__What to produce__
Among the lines below, copy each one in which "Pacific" appears.

***** Available data *****

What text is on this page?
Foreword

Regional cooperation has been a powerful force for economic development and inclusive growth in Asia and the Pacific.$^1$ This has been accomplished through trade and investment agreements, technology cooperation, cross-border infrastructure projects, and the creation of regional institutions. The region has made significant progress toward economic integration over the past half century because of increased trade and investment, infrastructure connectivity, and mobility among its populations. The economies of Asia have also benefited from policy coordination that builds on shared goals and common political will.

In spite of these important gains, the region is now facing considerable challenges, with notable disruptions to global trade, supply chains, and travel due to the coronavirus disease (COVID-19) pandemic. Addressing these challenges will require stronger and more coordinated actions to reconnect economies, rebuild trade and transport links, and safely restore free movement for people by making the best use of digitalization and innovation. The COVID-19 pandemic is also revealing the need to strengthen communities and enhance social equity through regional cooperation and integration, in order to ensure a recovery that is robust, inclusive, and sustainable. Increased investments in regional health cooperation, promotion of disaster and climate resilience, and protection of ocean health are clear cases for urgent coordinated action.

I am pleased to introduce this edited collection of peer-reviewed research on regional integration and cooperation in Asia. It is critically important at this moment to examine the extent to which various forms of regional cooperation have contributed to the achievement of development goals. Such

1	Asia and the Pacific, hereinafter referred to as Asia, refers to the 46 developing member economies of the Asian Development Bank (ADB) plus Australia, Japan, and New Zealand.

*****

__Result for this task__
Regional cooperation has been a powerful force for economic development and inclusive growth in Asia and the Pacific.$^1$ This has been accomplished through trade and investment agreements, technology cooperation, cross-border infrastructure projects, and the creation of regional institutions. The region has made significant progress toward economic integration over the past half century because of increased trade and investment, infrastructure connectivity, and mobility among its populations. The economies of Asia have also benefited from policy coordination that builds on shared goals and common political will.
1	Asia and the Pacific, hereinafter referred to as Asia, refers to the 46 developing member economies of the Asian Development Bank (ADB) plus Australia, Japan, and New Zealand.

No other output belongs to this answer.